- [ENTRIES SHOWN]:
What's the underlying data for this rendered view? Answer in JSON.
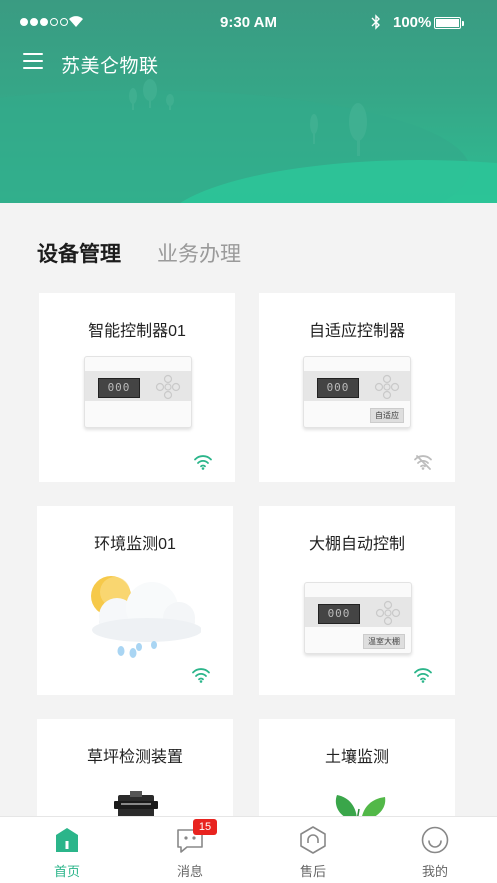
{
  "status_bar": {
    "time": "9:30 AM",
    "battery": "100%",
    "signal_strength_dots": 3
  },
  "header": {
    "title": "苏美仑物联",
    "menu_icon": "hamburger-menu-icon",
    "colors": {
      "top": "#3a9b82",
      "bottom": "#2ebd92"
    }
  },
  "section_tabs": [
    {
      "label": "设备管理",
      "active": true
    },
    {
      "label": "业务办理",
      "active": false
    }
  ],
  "devices": [
    {
      "title": "智能控制器01",
      "image": "controller",
      "display": "000",
      "tag": "",
      "wifi": "online"
    },
    {
      "title": "自适应控制器",
      "image": "controller",
      "display": "000",
      "tag": "自适应",
      "wifi": "offline"
    },
    {
      "title": "环境监测01",
      "image": "weather-cloud-sun-rain",
      "wifi": "online"
    },
    {
      "title": "大棚自动控制",
      "image": "controller",
      "display": "000",
      "tag": "温室大棚",
      "wifi": "online"
    },
    {
      "title": "草坪检测装置",
      "image": "sensor-device"
    },
    {
      "title": "土壤监测",
      "image": "plant-sprout"
    }
  ],
  "tabbar": [
    {
      "label": "首页",
      "icon": "home-icon",
      "active": true
    },
    {
      "label": "消息",
      "icon": "message-icon",
      "badge": "15",
      "active": false
    },
    {
      "label": "售后",
      "icon": "service-icon",
      "active": false
    },
    {
      "label": "我的",
      "icon": "profile-icon",
      "active": false
    }
  ],
  "accent_color": "#2bb58a",
  "badge_color": "#e8231f"
}
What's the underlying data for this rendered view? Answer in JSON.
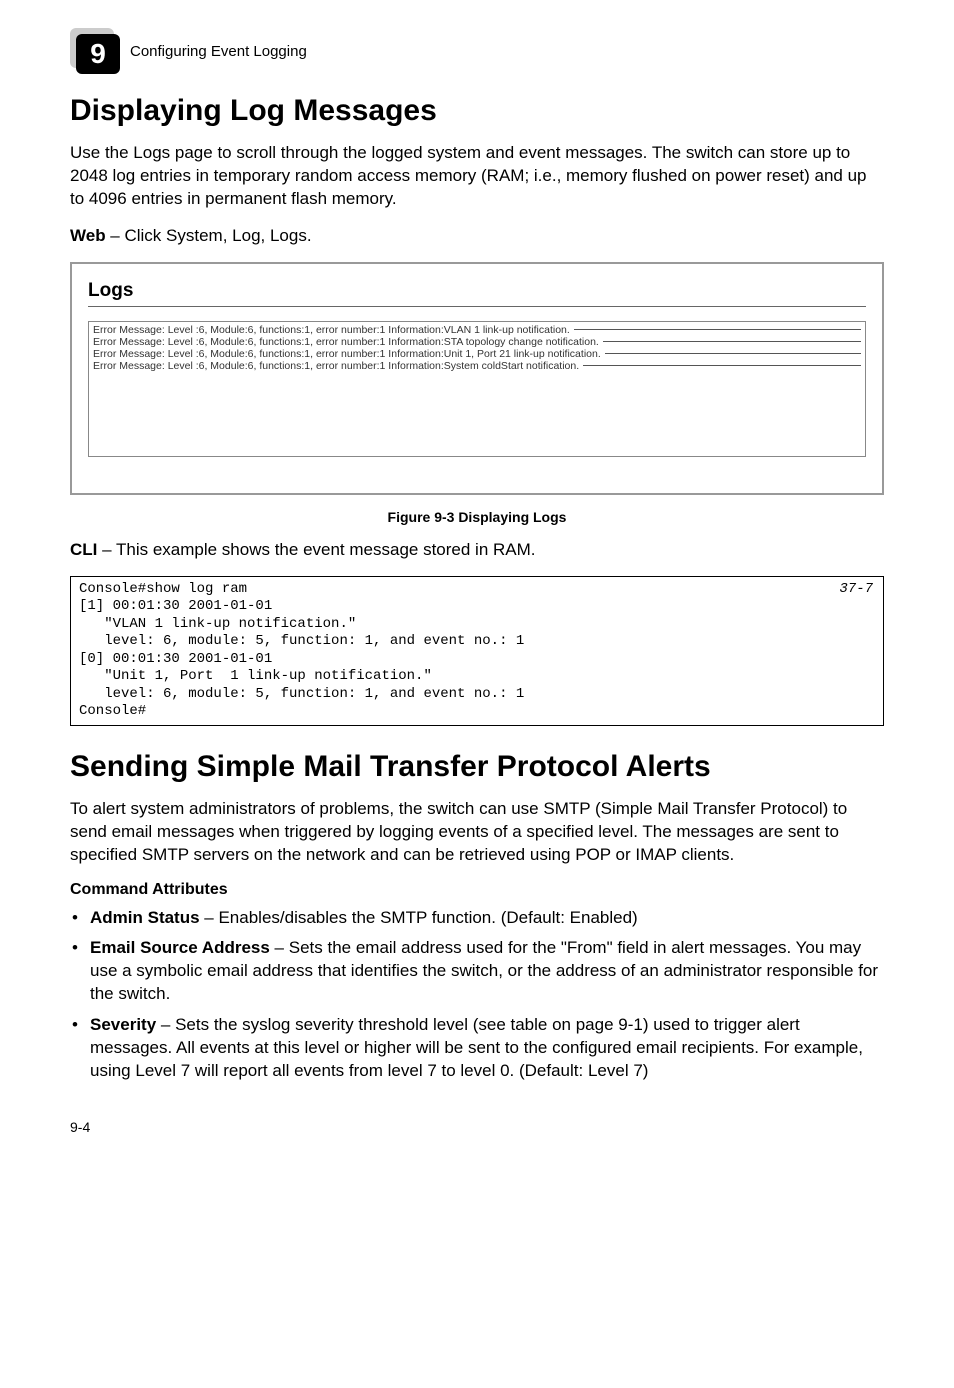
{
  "header": {
    "chapter_number": "9",
    "chapter_label": "Configuring Event Logging"
  },
  "section1": {
    "title": "Displaying Log Messages",
    "para1": "Use the Logs page to scroll through the logged system and event messages. The switch can store up to 2048 log entries in temporary random access memory (RAM; i.e., memory flushed on power reset) and up to 4096 entries in permanent flash memory.",
    "web_lead": "Web",
    "web_rest": " – Click System, Log, Logs."
  },
  "screenshot": {
    "title": "Logs",
    "lines": [
      "Error Message: Level :6, Module:6, functions:1, error number:1 Information:VLAN 1 link-up notification.",
      "Error Message: Level :6, Module:6, functions:1, error number:1 Information:STA topology change notification.",
      "Error Message: Level :6, Module:6, functions:1, error number:1 Information:Unit 1, Port 21 link-up notification.",
      "Error Message: Level :6, Module:6, functions:1, error number:1 Information:System coldStart notification."
    ]
  },
  "figure_caption": "Figure 9-3  Displaying Logs",
  "cli": {
    "lead": "CLI",
    "rest": " – This example shows the event message stored in RAM."
  },
  "code": {
    "page_ref": "37-7",
    "lines": [
      "Console#show log ram",
      "[1] 00:01:30 2001-01-01",
      "   \"VLAN 1 link-up notification.\"",
      "   level: 6, module: 5, function: 1, and event no.: 1",
      "[0] 00:01:30 2001-01-01",
      "   \"Unit 1, Port  1 link-up notification.\"",
      "   level: 6, module: 5, function: 1, and event no.: 1",
      "Console#"
    ]
  },
  "section2": {
    "title": "Sending Simple Mail Transfer Protocol Alerts",
    "para1": "To alert system administrators of problems, the switch can use SMTP (Simple Mail Transfer Protocol) to send email messages when triggered by logging events of a specified level. The messages are sent to specified SMTP servers on the network and can be retrieved using POP or IMAP clients.",
    "cmd_attr_heading": "Command Attributes",
    "bullets": [
      {
        "lead": "Admin Status",
        "rest": " – Enables/disables the SMTP function. (Default: Enabled)"
      },
      {
        "lead": "Email Source Address",
        "rest": " – Sets the email address used for the \"From\" field in alert messages. You may use a symbolic email address that identifies the switch, or the address of an administrator responsible for the switch."
      },
      {
        "lead": "Severity",
        "rest": " – Sets the syslog severity threshold level (see table on page 9-1) used to trigger alert messages. All events at this level or higher will be sent to the configured email recipients. For example, using Level 7 will report all events from level 7 to level 0. (Default: Level 7)"
      }
    ]
  },
  "footer_page": "9-4"
}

- [TASK PROMPT]: Quote all the lines above exactly as given. Do not include the pictures.

- [TASK RESPONSE]:
What's the underlying data for this rendered view? Answer in JSON.
{
  "status_bar": {
    "time": "9:30 AM",
    "battery": "100%",
    "signal_strength_dots": 3
  },
  "header": {
    "title": "苏美仑物联",
    "menu_icon": "hamburger-menu-icon",
    "colors": {
      "top": "#3a9b82",
      "bottom": "#2ebd92"
    }
  },
  "section_tabs": [
    {
      "label": "设备管理",
      "active": true
    },
    {
      "label": "业务办理",
      "active": false
    }
  ],
  "devices": [
    {
      "title": "智能控制器01",
      "image": "controller",
      "display": "000",
      "tag": "",
      "wifi": "online"
    },
    {
      "title": "自适应控制器",
      "image": "controller",
      "display": "000",
      "tag": "自适应",
      "wifi": "offline"
    },
    {
      "title": "环境监测01",
      "image": "weather-cloud-sun-rain",
      "wifi": "online"
    },
    {
      "title": "大棚自动控制",
      "image": "controller",
      "display": "000",
      "tag": "温室大棚",
      "wifi": "online"
    },
    {
      "title": "草坪检测装置",
      "image": "sensor-device"
    },
    {
      "title": "土壤监测",
      "image": "plant-sprout"
    }
  ],
  "tabbar": [
    {
      "label": "首页",
      "icon": "home-icon",
      "active": true
    },
    {
      "label": "消息",
      "icon": "message-icon",
      "badge": "15",
      "active": false
    },
    {
      "label": "售后",
      "icon": "service-icon",
      "active": false
    },
    {
      "label": "我的",
      "icon": "profile-icon",
      "active": false
    }
  ],
  "accent_color": "#2bb58a",
  "badge_color": "#e8231f"
}
What's the underlying data for this rendered view? Answer in JSON.
{
  "header": {
    "chapter_number": "9",
    "chapter_label": "Configuring Event Logging"
  },
  "section1": {
    "title": "Displaying Log Messages",
    "para1": "Use the Logs page to scroll through the logged system and event messages. The switch can store up to 2048 log entries in temporary random access memory (RAM; i.e., memory flushed on power reset) and up to 4096 entries in permanent flash memory.",
    "web_lead": "Web",
    "web_rest": " – Click System, Log, Logs."
  },
  "screenshot": {
    "title": "Logs",
    "lines": [
      "Error Message: Level :6, Module:6, functions:1, error number:1 Information:VLAN 1 link-up notification.",
      "Error Message: Level :6, Module:6, functions:1, error number:1 Information:STA topology change notification.",
      "Error Message: Level :6, Module:6, functions:1, error number:1 Information:Unit 1, Port 21 link-up notification.",
      "Error Message: Level :6, Module:6, functions:1, error number:1 Information:System coldStart notification."
    ]
  },
  "figure_caption": "Figure 9-3  Displaying Logs",
  "cli": {
    "lead": "CLI",
    "rest": " – This example shows the event message stored in RAM."
  },
  "code": {
    "page_ref": "37-7",
    "lines": [
      "Console#show log ram",
      "[1] 00:01:30 2001-01-01",
      "   \"VLAN 1 link-up notification.\"",
      "   level: 6, module: 5, function: 1, and event no.: 1",
      "[0] 00:01:30 2001-01-01",
      "   \"Unit 1, Port  1 link-up notification.\"",
      "   level: 6, module: 5, function: 1, and event no.: 1",
      "Console#"
    ]
  },
  "section2": {
    "title": "Sending Simple Mail Transfer Protocol Alerts",
    "para1": "To alert system administrators of problems, the switch can use SMTP (Simple Mail Transfer Protocol) to send email messages when triggered by logging events of a specified level. The messages are sent to specified SMTP servers on the network and can be retrieved using POP or IMAP clients.",
    "cmd_attr_heading": "Command Attributes",
    "bullets": [
      {
        "lead": "Admin Status",
        "rest": " – Enables/disables the SMTP function. (Default: Enabled)"
      },
      {
        "lead": "Email Source Address",
        "rest": " – Sets the email address used for the \"From\" field in alert messages. You may use a symbolic email address that identifies the switch, or the address of an administrator responsible for the switch."
      },
      {
        "lead": "Severity",
        "rest": " – Sets the syslog severity threshold level (see table on page 9-1) used to trigger alert messages. All events at this level or higher will be sent to the configured email recipients. For example, using Level 7 will report all events from level 7 to level 0. (Default: Level 7)"
      }
    ]
  },
  "footer_page": "9-4"
}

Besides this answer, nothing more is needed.